## [SHORT TASK]
Each line that holds the word "name" counts once. Give the total number of such lines and nothing else.

## [PROVIDED DATA]
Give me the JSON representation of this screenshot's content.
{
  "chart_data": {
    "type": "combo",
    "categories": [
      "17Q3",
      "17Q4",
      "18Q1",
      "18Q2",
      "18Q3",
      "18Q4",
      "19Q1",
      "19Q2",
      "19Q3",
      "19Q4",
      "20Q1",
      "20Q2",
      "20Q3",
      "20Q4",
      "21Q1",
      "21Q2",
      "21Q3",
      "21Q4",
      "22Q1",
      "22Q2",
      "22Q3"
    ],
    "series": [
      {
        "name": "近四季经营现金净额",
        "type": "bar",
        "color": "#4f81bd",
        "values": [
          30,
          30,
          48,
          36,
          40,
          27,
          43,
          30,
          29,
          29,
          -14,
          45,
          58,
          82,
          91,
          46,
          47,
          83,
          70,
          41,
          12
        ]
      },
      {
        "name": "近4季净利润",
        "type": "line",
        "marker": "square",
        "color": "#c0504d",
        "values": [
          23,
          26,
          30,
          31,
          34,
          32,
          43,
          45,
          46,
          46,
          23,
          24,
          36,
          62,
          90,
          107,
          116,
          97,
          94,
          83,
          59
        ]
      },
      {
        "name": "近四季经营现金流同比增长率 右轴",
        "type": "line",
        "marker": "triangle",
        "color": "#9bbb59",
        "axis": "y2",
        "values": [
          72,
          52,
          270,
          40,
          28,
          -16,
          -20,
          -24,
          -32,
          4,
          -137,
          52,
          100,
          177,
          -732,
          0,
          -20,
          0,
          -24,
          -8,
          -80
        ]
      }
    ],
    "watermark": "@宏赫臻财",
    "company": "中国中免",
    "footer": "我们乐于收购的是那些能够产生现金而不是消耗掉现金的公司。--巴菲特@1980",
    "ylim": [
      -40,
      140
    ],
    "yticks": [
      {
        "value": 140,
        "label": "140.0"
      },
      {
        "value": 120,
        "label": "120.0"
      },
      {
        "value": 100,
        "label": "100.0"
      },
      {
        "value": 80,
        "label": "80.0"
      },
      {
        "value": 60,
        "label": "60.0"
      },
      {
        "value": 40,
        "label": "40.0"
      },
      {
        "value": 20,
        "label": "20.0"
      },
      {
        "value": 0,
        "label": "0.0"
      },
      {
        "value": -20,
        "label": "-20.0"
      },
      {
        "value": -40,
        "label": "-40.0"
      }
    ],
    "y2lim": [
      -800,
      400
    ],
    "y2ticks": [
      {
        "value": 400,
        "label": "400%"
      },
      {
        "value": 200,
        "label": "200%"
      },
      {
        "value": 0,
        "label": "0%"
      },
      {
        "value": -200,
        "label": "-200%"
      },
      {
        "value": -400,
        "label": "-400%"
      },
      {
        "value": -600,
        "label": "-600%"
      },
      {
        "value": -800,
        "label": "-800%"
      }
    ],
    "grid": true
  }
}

## [CORRECT OUTPUT]
3